Reproduce all of the material word for word.

# MATERIAL TO PROCESS:
§
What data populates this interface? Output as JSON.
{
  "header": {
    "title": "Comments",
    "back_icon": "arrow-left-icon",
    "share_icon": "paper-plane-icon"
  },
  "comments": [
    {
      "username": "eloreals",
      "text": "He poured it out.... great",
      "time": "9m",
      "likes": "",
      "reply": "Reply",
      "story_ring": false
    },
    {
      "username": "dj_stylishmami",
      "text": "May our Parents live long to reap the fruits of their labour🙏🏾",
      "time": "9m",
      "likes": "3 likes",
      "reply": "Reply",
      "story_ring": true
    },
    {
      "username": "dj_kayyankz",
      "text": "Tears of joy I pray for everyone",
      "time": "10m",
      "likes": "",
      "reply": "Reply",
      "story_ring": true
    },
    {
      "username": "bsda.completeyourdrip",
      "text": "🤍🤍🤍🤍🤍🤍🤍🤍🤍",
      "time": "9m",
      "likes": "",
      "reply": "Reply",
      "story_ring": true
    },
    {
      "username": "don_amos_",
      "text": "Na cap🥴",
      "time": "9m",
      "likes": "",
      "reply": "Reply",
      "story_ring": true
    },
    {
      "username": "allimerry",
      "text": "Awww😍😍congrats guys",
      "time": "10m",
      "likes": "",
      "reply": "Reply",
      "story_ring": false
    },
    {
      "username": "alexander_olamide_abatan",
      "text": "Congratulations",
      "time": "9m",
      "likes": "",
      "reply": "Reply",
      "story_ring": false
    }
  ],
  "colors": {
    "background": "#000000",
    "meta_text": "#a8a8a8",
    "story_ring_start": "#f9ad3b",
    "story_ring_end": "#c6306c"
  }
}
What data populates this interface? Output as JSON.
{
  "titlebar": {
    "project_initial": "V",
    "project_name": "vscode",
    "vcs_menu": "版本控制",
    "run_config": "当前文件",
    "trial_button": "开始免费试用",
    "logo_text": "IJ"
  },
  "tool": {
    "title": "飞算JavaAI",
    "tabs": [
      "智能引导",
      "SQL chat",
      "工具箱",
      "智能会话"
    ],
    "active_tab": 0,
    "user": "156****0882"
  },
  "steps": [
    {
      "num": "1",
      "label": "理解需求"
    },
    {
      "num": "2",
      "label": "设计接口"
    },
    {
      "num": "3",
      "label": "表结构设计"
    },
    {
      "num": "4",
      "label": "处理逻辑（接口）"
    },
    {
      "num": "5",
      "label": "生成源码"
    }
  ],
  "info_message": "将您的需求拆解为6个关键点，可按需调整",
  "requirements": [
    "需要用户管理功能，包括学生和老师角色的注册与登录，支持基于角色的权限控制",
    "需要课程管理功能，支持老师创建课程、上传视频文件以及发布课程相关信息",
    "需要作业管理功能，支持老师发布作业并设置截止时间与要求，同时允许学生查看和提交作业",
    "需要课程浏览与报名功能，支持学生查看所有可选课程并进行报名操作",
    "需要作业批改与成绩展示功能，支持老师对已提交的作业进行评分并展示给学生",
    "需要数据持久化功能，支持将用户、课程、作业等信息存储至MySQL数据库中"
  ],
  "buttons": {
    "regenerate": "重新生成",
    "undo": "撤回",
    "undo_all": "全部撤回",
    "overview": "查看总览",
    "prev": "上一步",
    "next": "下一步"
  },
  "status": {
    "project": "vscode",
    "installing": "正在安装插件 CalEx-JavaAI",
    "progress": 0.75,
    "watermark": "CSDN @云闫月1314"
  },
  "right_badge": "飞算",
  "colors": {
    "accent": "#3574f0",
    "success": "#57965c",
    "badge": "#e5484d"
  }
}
§
# SOLUTION BELOW:
What data populates this interface? Output as JSON.
{
  "header": {
    "title": "Comments",
    "back_icon": "arrow-left-icon",
    "share_icon": "paper-plane-icon"
  },
  "comments": [
    {
      "username": "eloreals",
      "text": "He poured it out.... great",
      "time": "9m",
      "likes": "",
      "reply": "Reply",
      "story_ring": false
    },
    {
      "username": "dj_stylishmami",
      "text": "May our Parents live long to reap the fruits of their labour🙏🏾",
      "time": "9m",
      "likes": "3 likes",
      "reply": "Reply",
      "story_ring": true
    },
    {
      "username": "dj_kayyankz",
      "text": "Tears of joy I pray for everyone",
      "time": "10m",
      "likes": "",
      "reply": "Reply",
      "story_ring": true
    },
    {
      "username": "bsda.completeyourdrip",
      "text": "🤍🤍🤍🤍🤍🤍🤍🤍🤍",
      "time": "9m",
      "likes": "",
      "reply": "Reply",
      "story_ring": true
    },
    {
      "username": "don_amos_",
      "text": "Na cap🥴",
      "time": "9m",
      "likes": "",
      "reply": "Reply",
      "story_ring": true
    },
    {
      "username": "allimerry",
      "text": "Awww😍😍congrats guys",
      "time": "10m",
      "likes": "",
      "reply": "Reply",
      "story_ring": false
    },
    {
      "username": "alexander_olamide_abatan",
      "text": "Congratulations",
      "time": "9m",
      "likes": "",
      "reply": "Reply",
      "story_ring": false
    }
  ],
  "colors": {
    "background": "#000000",
    "meta_text": "#a8a8a8",
    "story_ring_start": "#f9ad3b",
    "story_ring_end": "#c6306c"
  }
}
What data populates this interface? Output as JSON.
{
  "titlebar": {
    "project_initial": "V",
    "project_name": "vscode",
    "vcs_menu": "版本控制",
    "run_config": "当前文件",
    "trial_button": "开始免费试用",
    "logo_text": "IJ"
  },
  "tool": {
    "title": "飞算JavaAI",
    "tabs": [
      "智能引导",
      "SQL chat",
      "工具箱",
      "智能会话"
    ],
    "active_tab": 0,
    "user": "156****0882"
  },
  "steps": [
    {
      "num": "1",
      "label": "理解需求"
    },
    {
      "num": "2",
      "label": "设计接口"
    },
    {
      "num": "3",
      "label": "表结构设计"
    },
    {
      "num": "4",
      "label": "处理逻辑（接口）"
    },
    {
      "num": "5",
      "label": "生成源码"
    }
  ],
  "info_message": "将您的需求拆解为6个关键点，可按需调整",
  "requirements": [
    "需要用户管理功能，包括学生和老师角色的注册与登录，支持基于角色的权限控制",
    "需要课程管理功能，支持老师创建课程、上传视频文件以及发布课程相关信息",
    "需要作业管理功能，支持老师发布作业并设置截止时间与要求，同时允许学生查看和提交作业",
    "需要课程浏览与报名功能，支持学生查看所有可选课程并进行报名操作",
    "需要作业批改与成绩展示功能，支持老师对已提交的作业进行评分并展示给学生",
    "需要数据持久化功能，支持将用户、课程、作业等信息存储至MySQL数据库中"
  ],
  "buttons": {
    "regenerate": "重新生成",
    "undo": "撤回",
    "undo_all": "全部撤回",
    "overview": "查看总览",
    "prev": "上一步",
    "next": "下一步"
  },
  "status": {
    "project": "vscode",
    "installing": "正在安装插件 CalEx-JavaAI",
    "progress": 0.75,
    "watermark": "CSDN @云闫月1314"
  },
  "right_badge": "飞算",
  "colors": {
    "accent": "#3574f0",
    "success": "#57965c",
    "badge": "#e5484d"
  }
}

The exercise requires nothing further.